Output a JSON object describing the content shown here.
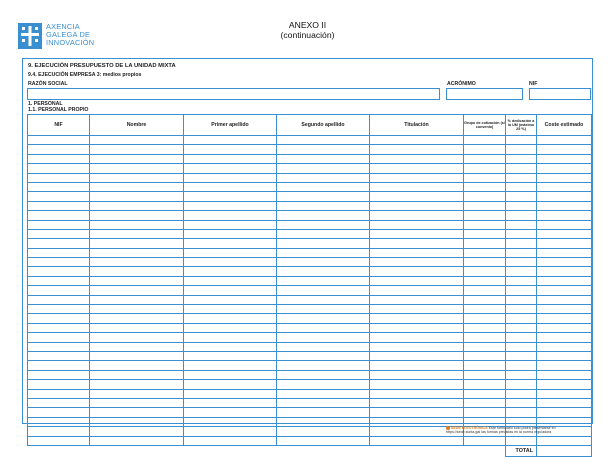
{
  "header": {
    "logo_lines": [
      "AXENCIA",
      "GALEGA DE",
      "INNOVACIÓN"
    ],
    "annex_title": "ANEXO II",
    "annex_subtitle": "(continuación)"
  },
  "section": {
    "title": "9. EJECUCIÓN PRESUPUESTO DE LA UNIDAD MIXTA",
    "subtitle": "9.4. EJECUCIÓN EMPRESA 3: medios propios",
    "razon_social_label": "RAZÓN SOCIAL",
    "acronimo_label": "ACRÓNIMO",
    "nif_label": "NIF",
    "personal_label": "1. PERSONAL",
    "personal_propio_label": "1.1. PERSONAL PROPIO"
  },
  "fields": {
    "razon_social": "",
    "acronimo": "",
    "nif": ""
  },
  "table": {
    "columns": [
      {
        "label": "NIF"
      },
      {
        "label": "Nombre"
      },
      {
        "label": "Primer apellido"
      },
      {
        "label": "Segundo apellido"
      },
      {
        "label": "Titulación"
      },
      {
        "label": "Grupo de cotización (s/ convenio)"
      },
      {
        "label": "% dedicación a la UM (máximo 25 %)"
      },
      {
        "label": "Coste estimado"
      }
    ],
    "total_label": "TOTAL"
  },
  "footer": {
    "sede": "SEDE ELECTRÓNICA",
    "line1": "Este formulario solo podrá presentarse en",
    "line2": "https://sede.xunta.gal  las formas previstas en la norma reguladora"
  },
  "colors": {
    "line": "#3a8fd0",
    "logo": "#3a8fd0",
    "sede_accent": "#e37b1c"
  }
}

- [TASK INSTRUCTIONS]: Pull out the lines above in which the word "PERSONAL" appears.

- [RESPONSE TO THIS EXERCISE]:
    "personal_label": "1. PERSONAL",
    "personal_propio_label": "1.1. PERSONAL PROPIO"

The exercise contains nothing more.